(Saved entries)

* * * * * * *

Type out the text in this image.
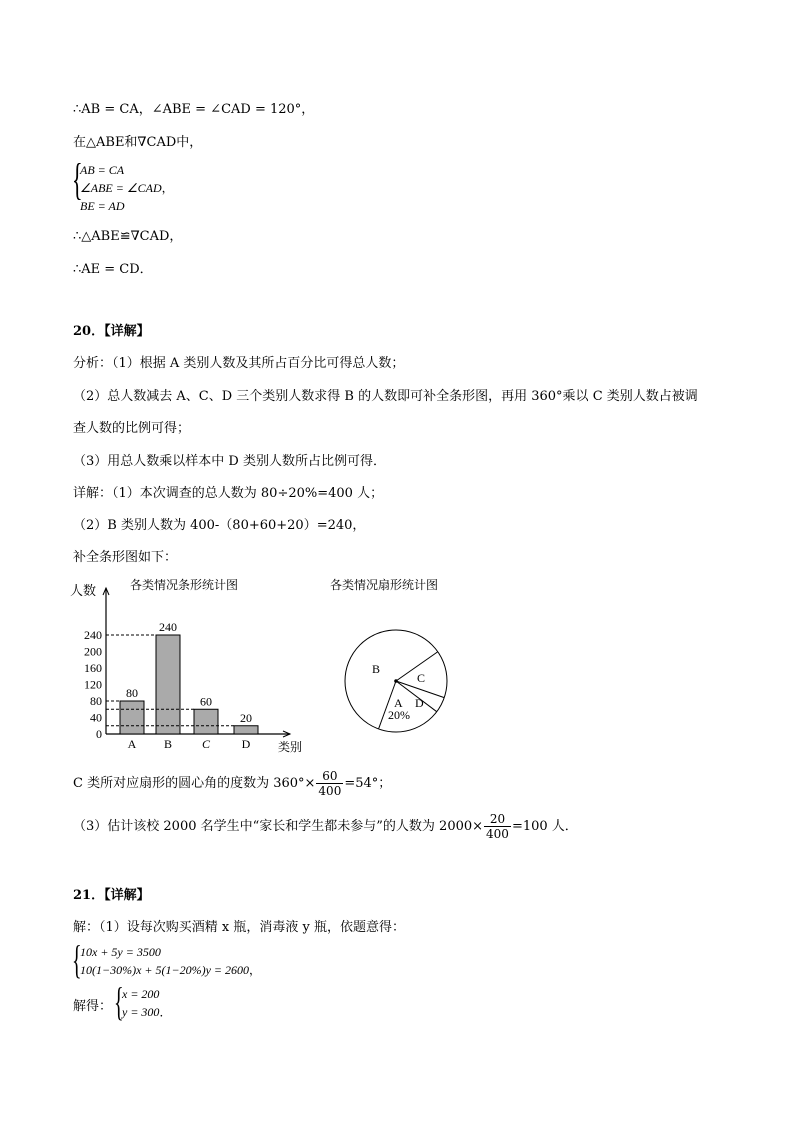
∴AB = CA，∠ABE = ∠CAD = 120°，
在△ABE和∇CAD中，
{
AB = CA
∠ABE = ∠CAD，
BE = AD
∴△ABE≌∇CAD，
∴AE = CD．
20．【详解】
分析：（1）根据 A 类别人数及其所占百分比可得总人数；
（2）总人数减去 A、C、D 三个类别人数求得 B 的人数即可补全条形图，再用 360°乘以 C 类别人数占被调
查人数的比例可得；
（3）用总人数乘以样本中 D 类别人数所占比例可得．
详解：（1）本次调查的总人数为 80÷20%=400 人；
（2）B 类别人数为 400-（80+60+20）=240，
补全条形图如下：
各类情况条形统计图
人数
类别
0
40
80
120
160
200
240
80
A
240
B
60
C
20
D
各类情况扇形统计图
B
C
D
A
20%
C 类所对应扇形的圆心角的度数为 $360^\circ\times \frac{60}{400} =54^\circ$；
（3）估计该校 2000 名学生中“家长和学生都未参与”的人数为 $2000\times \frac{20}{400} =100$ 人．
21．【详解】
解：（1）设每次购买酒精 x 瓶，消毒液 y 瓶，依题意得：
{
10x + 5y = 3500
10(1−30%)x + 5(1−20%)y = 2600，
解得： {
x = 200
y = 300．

* * * * * * *

_Written task_
The records above must be printed exactly; the pictures stay out.

_Written solution_
Type out the text in this image.
∴AB = CA，∠ABE = ∠CAD = 120°，
在△ABE和∇CAD中，
{
AB = CA
∠ABE = ∠CAD，
BE = AD
∴△ABE≌∇CAD，
∴AE = CD．
20．【详解】
分析：（1）根据 A 类别人数及其所占百分比可得总人数；
（2）总人数减去 A、C、D 三个类别人数求得 B 的人数即可补全条形图，再用 360°乘以 C 类别人数占被调
查人数的比例可得；
（3）用总人数乘以样本中 D 类别人数所占比例可得．
详解：（1）本次调查的总人数为 80÷20%=400 人；
（2）B 类别人数为 400-（80+60+20）=240，
补全条形图如下：
各类情况条形统计图
人数
类别
0
40
80
120
160
200
240
80
A
240
B
60
C
20
D
各类情况扇形统计图
B
C
D
A
20%
C 类所对应扇形的圆心角的度数为 $360^\circ\times \frac{60}{400} =54^\circ$；
（3）估计该校 2000 名学生中“家长和学生都未参与”的人数为 $2000\times \frac{20}{400} =100$ 人．
21．【详解】
解：（1）设每次购买酒精 x 瓶，消毒液 y 瓶，依题意得：
{
10x + 5y = 3500
10(1−30%)x + 5(1−20%)y = 2600，
解得： {
x = 200
y = 300．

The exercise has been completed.